[START OF PROVIDED INFORMATION]
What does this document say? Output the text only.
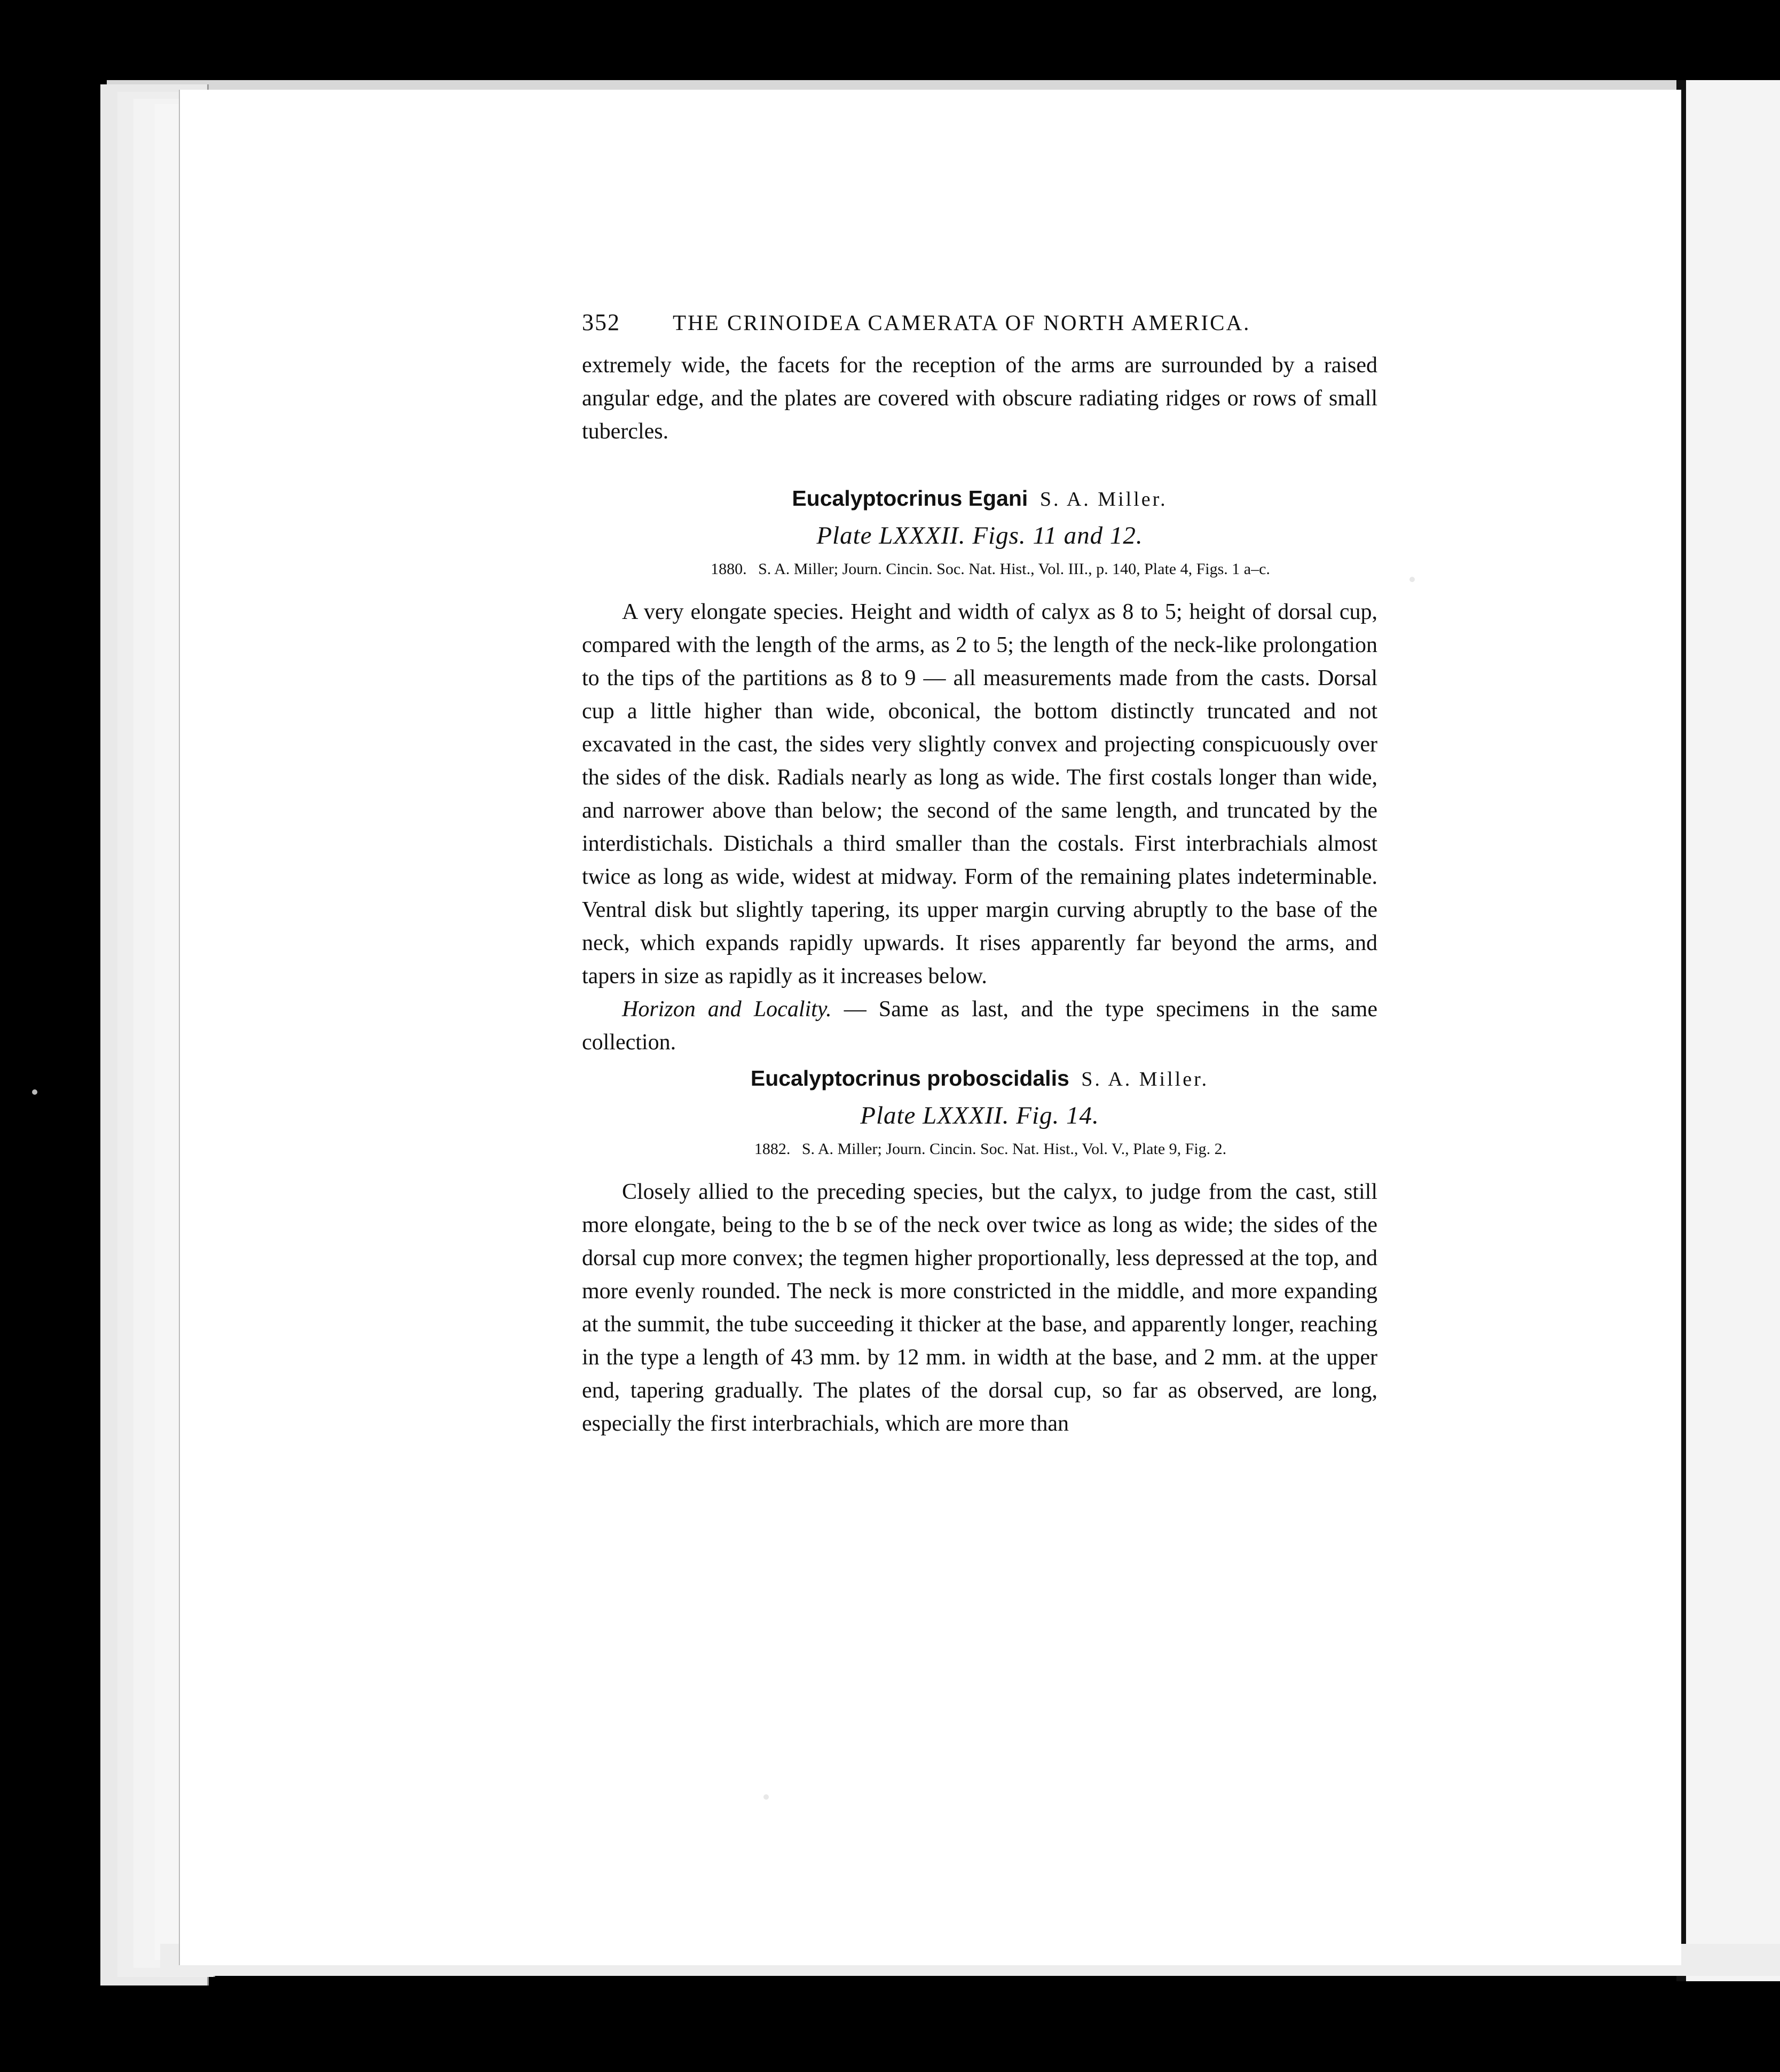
352	THE CRINOIDEA CAMERATA OF NORTH AMERICA.

extremely wide, the facets for the reception of the arms are surrounded by a raised angular edge, and the plates are covered with obscure radiating ridges or rows of small tubercles.

Eucalyptocrinus Egani S. A. Miller.
Plate LXXXII. Figs. 11 and 12.
1880. S. A. Miller; Journ. Cincin. Soc. Nat. Hist., Vol. III., p. 140, Plate 4, Figs. 1 a–c.

A very elongate species. Height and width of calyx as 8 to 5; height of dorsal cup, compared with the length of the arms, as 2 to 5; the length of the neck-like prolongation to the tips of the partitions as 8 to 9 — all measurements made from the casts. Dorsal cup a little higher than wide, obconical, the bottom distinctly truncated and not excavated in the cast, the sides very slightly convex and projecting conspicuously over the sides of the disk. Radials nearly as long as wide. The first costals longer than wide, and narrower above than below; the second of the same length, and truncated by the interdistichals. Distichals a third smaller than the costals. First interbrachials almost twice as long as wide, widest at midway. Form of the remaining plates indeterminable. Ventral disk but slightly tapering, its upper margin curving abruptly to the base of the neck, which expands rapidly upwards. It rises apparently far beyond the arms, and tapers in size as rapidly as it increases below.

Horizon and Locality. — Same as last, and the type specimens in the same collection.

Eucalyptocrinus proboscidalis S. A. Miller.
Plate LXXXII. Fig. 14.
1882. S. A. Miller; Journ. Cincin. Soc. Nat. Hist., Vol. V., Plate 9, Fig. 2.

Closely allied to the preceding species, but the calyx, to judge from the cast, still more elongate, being to the b se of the neck over twice as long as wide; the sides of the dorsal cup more convex; the tegmen higher proportionally, less depressed at the top, and more evenly rounded. The neck is more constricted in the middle, and more expanding at the summit, the tube succeeding it thicker at the base, and apparently longer, reaching in the type a length of 43 mm. by 12 mm. in width at the base, and 2 mm. at the upper end, tapering gradually. The plates of the dorsal cup, so far as observed, are long, especially the first interbrachials, which are more than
[END OF PROVIDED INFORMATION]
§ YOUR OBJECTIVE:
Copy all the entries word for word. Omit any pictures.

§ EXERCISE SOLUTION:
What does this document say? Output the text only.
352	THE CRINOIDEA CAMERATA OF NORTH AMERICA.

extremely wide, the facets for the reception of the arms are surrounded by a raised angular edge, and the plates are covered with obscure radiating ridges or rows of small tubercles.

Eucalyptocrinus Egani S. A. Miller.
Plate LXXXII. Figs. 11 and 12.
1880. S. A. Miller; Journ. Cincin. Soc. Nat. Hist., Vol. III., p. 140, Plate 4, Figs. 1 a–c.

A very elongate species. Height and width of calyx as 8 to 5; height of dorsal cup, compared with the length of the arms, as 2 to 5; the length of the neck-like prolongation to the tips of the partitions as 8 to 9 — all measurements made from the casts. Dorsal cup a little higher than wide, obconical, the bottom distinctly truncated and not excavated in the cast, the sides very slightly convex and projecting conspicuously over the sides of the disk. Radials nearly as long as wide. The first costals longer than wide, and narrower above than below; the second of the same length, and truncated by the interdistichals. Distichals a third smaller than the costals. First interbrachials almost twice as long as wide, widest at midway. Form of the remaining plates indeterminable. Ventral disk but slightly tapering, its upper margin curving abruptly to the base of the neck, which expands rapidly upwards. It rises apparently far beyond the arms, and tapers in size as rapidly as it increases below.

Horizon and Locality. — Same as last, and the type specimens in the same collection.

Eucalyptocrinus proboscidalis S. A. Miller.
Plate LXXXII. Fig. 14.
1882. S. A. Miller; Journ. Cincin. Soc. Nat. Hist., Vol. V., Plate 9, Fig. 2.

Closely allied to the preceding species, but the calyx, to judge from the cast, still more elongate, being to the b se of the neck over twice as long as wide; the sides of the dorsal cup more convex; the tegmen higher proportionally, less depressed at the top, and more evenly rounded. The neck is more constricted in the middle, and more expanding at the summit, the tube succeeding it thicker at the base, and apparently longer, reaching in the type a length of 43 mm. by 12 mm. in width at the base, and 2 mm. at the upper end, tapering gradually. The plates of the dorsal cup, so far as observed, are long, especially the first interbrachials, which are more than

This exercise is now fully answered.